**** Provided data ****
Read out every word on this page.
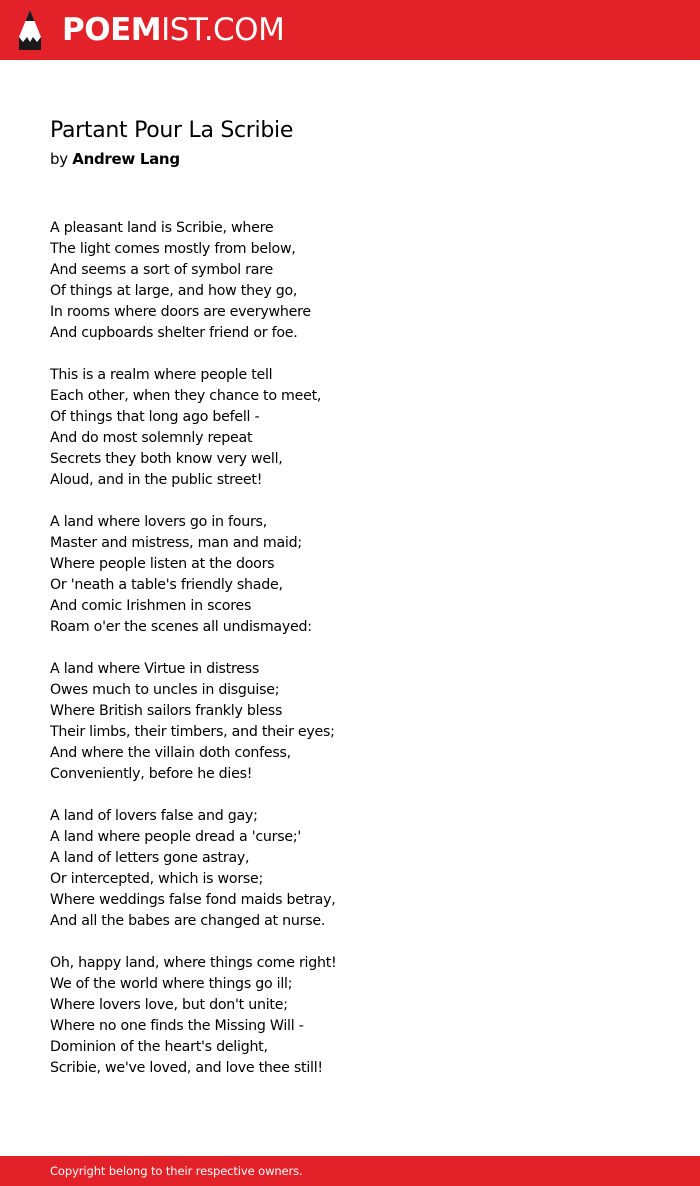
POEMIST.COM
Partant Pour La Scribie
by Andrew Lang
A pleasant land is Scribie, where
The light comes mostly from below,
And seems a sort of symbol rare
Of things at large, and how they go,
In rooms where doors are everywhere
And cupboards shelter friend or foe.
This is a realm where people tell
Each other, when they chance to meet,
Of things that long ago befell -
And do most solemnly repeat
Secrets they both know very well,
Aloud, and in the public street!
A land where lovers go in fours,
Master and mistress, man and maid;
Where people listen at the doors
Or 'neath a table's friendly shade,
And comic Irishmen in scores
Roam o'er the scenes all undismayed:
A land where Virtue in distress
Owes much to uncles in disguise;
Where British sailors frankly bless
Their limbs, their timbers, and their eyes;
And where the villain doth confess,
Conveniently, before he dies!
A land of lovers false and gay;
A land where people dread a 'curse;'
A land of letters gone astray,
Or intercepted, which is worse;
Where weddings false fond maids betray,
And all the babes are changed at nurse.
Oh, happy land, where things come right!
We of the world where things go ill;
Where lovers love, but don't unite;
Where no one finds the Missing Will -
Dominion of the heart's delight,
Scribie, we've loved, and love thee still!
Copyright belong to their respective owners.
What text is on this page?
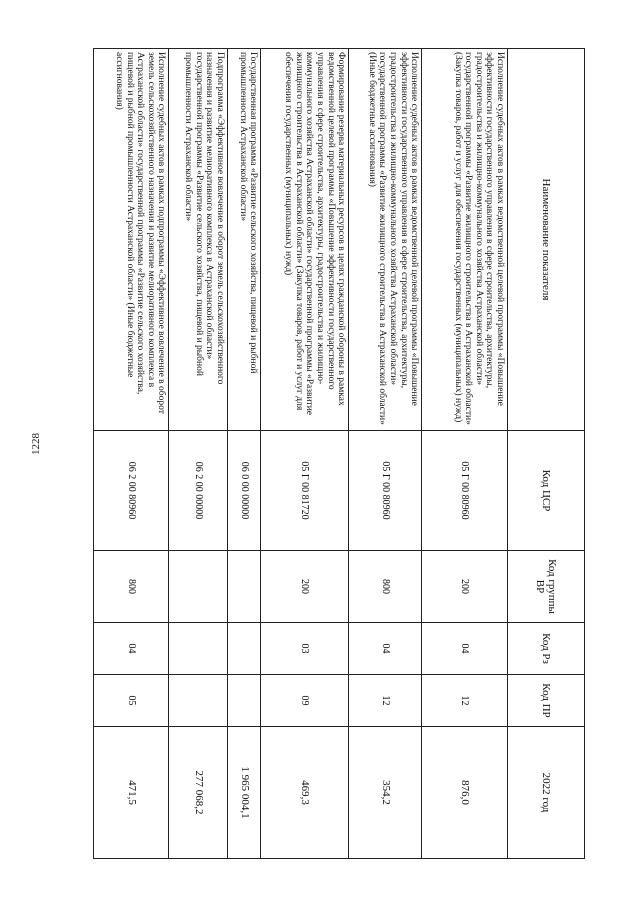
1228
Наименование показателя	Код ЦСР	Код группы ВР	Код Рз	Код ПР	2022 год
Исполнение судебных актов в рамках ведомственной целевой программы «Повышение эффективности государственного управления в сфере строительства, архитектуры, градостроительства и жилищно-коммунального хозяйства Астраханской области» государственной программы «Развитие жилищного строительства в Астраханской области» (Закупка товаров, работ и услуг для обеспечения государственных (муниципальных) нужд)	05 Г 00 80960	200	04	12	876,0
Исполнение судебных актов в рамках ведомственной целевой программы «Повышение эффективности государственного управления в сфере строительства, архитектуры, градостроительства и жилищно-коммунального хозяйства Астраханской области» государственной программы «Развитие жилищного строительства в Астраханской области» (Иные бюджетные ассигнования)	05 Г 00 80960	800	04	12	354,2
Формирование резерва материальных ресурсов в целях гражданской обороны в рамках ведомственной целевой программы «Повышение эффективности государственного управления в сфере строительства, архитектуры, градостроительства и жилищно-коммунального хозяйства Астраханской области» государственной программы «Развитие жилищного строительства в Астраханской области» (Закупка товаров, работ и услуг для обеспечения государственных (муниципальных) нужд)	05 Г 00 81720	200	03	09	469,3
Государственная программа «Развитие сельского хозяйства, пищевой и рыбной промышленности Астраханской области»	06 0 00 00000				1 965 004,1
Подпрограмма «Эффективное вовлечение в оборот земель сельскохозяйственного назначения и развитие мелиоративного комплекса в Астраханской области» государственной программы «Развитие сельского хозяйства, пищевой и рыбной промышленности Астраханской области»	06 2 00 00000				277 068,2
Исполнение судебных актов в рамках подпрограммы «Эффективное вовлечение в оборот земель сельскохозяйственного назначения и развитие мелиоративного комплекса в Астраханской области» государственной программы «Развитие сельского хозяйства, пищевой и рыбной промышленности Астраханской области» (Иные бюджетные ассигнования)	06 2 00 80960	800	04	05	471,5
****
**** Provided data ****
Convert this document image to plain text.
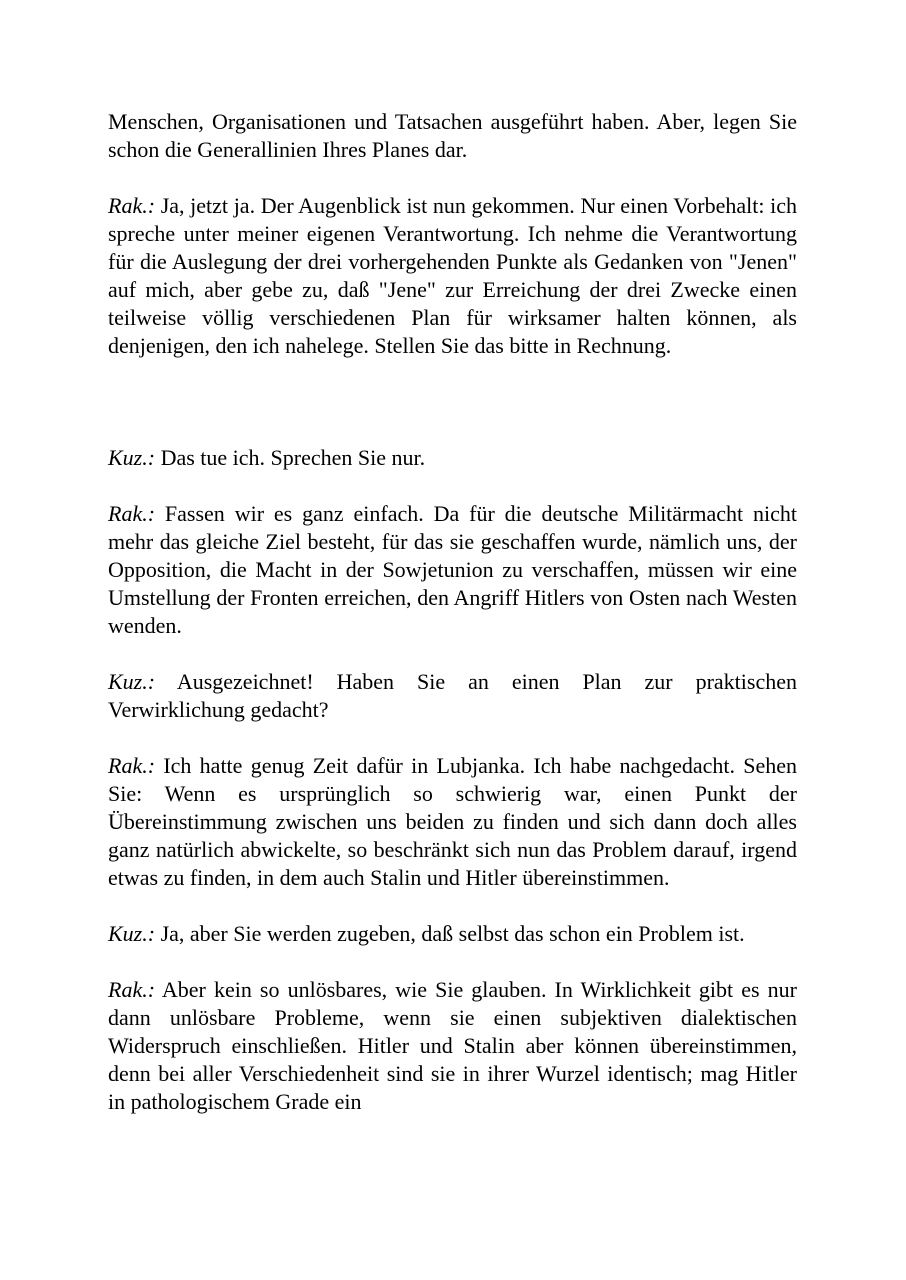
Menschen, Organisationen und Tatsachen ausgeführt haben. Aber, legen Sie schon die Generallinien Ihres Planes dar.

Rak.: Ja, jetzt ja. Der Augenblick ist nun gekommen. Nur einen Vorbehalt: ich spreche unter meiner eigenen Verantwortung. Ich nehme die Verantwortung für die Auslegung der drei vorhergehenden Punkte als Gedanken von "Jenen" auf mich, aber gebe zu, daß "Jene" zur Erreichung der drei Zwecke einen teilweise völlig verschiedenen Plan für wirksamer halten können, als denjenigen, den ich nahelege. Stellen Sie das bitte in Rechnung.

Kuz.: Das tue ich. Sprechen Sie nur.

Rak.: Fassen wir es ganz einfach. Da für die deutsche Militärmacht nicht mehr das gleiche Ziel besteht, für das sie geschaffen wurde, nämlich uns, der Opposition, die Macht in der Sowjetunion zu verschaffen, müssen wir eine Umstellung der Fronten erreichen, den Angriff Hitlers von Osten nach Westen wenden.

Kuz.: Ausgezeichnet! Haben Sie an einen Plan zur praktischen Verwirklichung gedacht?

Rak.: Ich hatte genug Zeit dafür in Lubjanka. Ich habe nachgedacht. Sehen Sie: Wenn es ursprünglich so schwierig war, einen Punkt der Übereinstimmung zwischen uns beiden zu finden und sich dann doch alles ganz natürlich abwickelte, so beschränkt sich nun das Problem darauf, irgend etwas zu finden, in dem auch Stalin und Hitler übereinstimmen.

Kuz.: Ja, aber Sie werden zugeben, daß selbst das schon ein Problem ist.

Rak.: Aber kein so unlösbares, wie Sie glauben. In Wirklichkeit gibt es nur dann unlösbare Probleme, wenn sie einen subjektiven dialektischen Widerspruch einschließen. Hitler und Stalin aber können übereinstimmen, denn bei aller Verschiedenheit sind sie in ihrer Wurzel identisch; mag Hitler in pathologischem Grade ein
****
**** Provided data ****
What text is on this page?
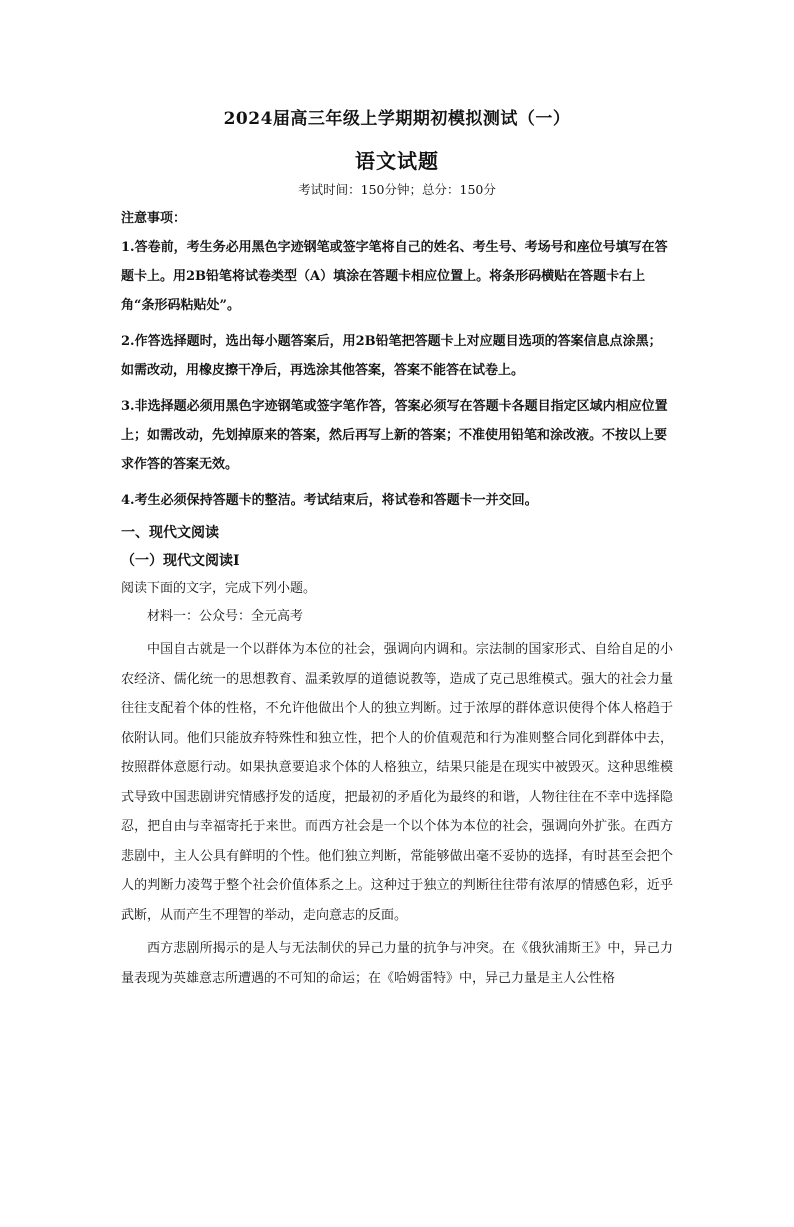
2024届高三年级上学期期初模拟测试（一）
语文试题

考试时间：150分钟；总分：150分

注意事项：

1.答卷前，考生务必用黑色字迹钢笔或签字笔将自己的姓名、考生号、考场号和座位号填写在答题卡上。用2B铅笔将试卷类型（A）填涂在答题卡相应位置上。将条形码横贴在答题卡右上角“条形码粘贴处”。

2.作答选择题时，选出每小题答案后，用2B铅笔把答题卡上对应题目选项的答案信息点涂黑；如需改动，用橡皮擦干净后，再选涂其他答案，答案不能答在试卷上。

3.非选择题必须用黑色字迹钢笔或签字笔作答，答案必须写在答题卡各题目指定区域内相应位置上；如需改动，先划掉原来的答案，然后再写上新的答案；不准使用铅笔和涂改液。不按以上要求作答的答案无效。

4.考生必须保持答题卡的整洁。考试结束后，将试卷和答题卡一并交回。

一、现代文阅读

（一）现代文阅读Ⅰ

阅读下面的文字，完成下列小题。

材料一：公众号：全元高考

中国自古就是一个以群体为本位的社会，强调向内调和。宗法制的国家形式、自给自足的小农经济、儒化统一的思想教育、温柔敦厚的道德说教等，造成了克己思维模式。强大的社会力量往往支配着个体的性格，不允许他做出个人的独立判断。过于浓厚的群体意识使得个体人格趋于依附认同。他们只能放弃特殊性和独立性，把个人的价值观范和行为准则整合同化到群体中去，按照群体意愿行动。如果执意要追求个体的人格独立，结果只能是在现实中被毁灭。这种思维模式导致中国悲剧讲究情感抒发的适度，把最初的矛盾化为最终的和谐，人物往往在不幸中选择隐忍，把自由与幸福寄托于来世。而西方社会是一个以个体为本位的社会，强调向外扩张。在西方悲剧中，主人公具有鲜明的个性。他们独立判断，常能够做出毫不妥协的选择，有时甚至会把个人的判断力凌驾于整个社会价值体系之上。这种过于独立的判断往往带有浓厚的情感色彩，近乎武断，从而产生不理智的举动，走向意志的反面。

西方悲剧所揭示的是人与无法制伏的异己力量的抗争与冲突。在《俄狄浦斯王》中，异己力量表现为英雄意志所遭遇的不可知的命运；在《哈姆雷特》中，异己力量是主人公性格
****
→ Work to be completed: Each line holding "land" must be found and copied.

→ Result of the exercise:
A pleasant land is Scribie, where
A land where lovers go in fours,
A land where Virtue in distress
A land of lovers false and gay;
A land where people dread a 'curse;'
A land of letters gone astray,
Oh, happy land, where things come right!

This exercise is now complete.